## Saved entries
<<<<
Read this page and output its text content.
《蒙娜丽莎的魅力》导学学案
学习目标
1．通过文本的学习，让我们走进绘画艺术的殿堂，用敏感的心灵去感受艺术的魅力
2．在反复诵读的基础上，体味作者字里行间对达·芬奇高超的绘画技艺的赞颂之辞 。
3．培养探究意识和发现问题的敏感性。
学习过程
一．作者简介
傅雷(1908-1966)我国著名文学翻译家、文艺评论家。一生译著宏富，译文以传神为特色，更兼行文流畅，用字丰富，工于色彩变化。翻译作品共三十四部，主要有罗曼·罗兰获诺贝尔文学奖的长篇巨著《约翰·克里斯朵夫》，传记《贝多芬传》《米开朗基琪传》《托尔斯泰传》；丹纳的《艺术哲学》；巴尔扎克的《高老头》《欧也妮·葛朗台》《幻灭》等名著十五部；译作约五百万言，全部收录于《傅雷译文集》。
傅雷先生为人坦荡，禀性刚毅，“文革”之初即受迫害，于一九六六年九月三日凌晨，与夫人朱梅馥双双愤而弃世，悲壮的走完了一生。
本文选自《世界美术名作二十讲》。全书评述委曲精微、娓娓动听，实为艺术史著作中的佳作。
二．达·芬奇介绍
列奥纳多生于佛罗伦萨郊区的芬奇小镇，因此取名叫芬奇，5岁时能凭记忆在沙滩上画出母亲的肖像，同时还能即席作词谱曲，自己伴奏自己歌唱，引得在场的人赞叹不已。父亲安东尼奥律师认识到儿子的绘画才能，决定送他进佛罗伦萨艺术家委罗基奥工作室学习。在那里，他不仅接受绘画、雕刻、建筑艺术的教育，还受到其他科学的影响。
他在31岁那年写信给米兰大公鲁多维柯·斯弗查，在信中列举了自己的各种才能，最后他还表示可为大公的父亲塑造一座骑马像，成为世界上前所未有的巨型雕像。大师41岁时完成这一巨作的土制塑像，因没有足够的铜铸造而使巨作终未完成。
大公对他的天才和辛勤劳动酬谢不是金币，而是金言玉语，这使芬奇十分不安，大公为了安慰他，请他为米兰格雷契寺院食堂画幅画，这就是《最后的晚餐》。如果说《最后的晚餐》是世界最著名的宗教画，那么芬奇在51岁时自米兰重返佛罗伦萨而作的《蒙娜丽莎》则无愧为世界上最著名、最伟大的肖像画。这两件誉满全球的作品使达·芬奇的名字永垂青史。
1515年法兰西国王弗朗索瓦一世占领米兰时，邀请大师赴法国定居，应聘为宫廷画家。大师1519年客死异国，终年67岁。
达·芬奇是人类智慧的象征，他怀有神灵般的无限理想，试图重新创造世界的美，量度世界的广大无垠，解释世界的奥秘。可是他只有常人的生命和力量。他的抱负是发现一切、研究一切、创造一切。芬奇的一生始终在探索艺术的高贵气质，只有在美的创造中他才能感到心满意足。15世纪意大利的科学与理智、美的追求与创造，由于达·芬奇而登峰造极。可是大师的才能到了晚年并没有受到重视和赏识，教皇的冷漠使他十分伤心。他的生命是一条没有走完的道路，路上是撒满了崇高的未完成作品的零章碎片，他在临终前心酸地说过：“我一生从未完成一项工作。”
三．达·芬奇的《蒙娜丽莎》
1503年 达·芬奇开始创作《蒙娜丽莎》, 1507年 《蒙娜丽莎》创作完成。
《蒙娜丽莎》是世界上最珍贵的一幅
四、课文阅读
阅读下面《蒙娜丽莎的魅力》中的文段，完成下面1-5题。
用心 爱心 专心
>>>>
## STATED EXERCISE
Recopy the entries above in their entirety, exactly.

## SOLUTION TO THE PROBLEM
Read this page and output its text content.
《蒙娜丽莎的魅力》导学学案
学习目标
1．通过文本的学习，让我们走进绘画艺术的殿堂，用敏感的心灵去感受艺术的魅力
2．在反复诵读的基础上，体味作者字里行间对达·芬奇高超的绘画技艺的赞颂之辞 。
3．培养探究意识和发现问题的敏感性。
学习过程
一．作者简介
傅雷(1908-1966)我国著名文学翻译家、文艺评论家。一生译著宏富，译文以传神为特色，更兼行文流畅，用字丰富，工于色彩变化。翻译作品共三十四部，主要有罗曼·罗兰获诺贝尔文学奖的长篇巨著《约翰·克里斯朵夫》，传记《贝多芬传》《米开朗基琪传》《托尔斯泰传》；丹纳的《艺术哲学》；巴尔扎克的《高老头》《欧也妮·葛朗台》《幻灭》等名著十五部；译作约五百万言，全部收录于《傅雷译文集》。
傅雷先生为人坦荡，禀性刚毅，“文革”之初即受迫害，于一九六六年九月三日凌晨，与夫人朱梅馥双双愤而弃世，悲壮的走完了一生。
本文选自《世界美术名作二十讲》。全书评述委曲精微、娓娓动听，实为艺术史著作中的佳作。
二．达·芬奇介绍
列奥纳多生于佛罗伦萨郊区的芬奇小镇，因此取名叫芬奇，5岁时能凭记忆在沙滩上画出母亲的肖像，同时还能即席作词谱曲，自己伴奏自己歌唱，引得在场的人赞叹不已。父亲安东尼奥律师认识到儿子的绘画才能，决定送他进佛罗伦萨艺术家委罗基奥工作室学习。在那里，他不仅接受绘画、雕刻、建筑艺术的教育，还受到其他科学的影响。
他在31岁那年写信给米兰大公鲁多维柯·斯弗查，在信中列举了自己的各种才能，最后他还表示可为大公的父亲塑造一座骑马像，成为世界上前所未有的巨型雕像。大师41岁时完成这一巨作的土制塑像，因没有足够的铜铸造而使巨作终未完成。
大公对他的天才和辛勤劳动酬谢不是金币，而是金言玉语，这使芬奇十分不安，大公为了安慰他，请他为米兰格雷契寺院食堂画幅画，这就是《最后的晚餐》。如果说《最后的晚餐》是世界最著名的宗教画，那么芬奇在51岁时自米兰重返佛罗伦萨而作的《蒙娜丽莎》则无愧为世界上最著名、最伟大的肖像画。这两件誉满全球的作品使达·芬奇的名字永垂青史。
1515年法兰西国王弗朗索瓦一世占领米兰时，邀请大师赴法国定居，应聘为宫廷画家。大师1519年客死异国，终年67岁。
达·芬奇是人类智慧的象征，他怀有神灵般的无限理想，试图重新创造世界的美，量度世界的广大无垠，解释世界的奥秘。可是他只有常人的生命和力量。他的抱负是发现一切、研究一切、创造一切。芬奇的一生始终在探索艺术的高贵气质，只有在美的创造中他才能感到心满意足。15世纪意大利的科学与理智、美的追求与创造，由于达·芬奇而登峰造极。可是大师的才能到了晚年并没有受到重视和赏识，教皇的冷漠使他十分伤心。他的生命是一条没有走完的道路，路上是撒满了崇高的未完成作品的零章碎片，他在临终前心酸地说过：“我一生从未完成一项工作。”
三．达·芬奇的《蒙娜丽莎》
1503年 达·芬奇开始创作《蒙娜丽莎》, 1507年 《蒙娜丽莎》创作完成。
《蒙娜丽莎》是世界上最珍贵的一幅
四、课文阅读
阅读下面《蒙娜丽莎的魅力》中的文段，完成下面1-5题。
用心 爱心 专心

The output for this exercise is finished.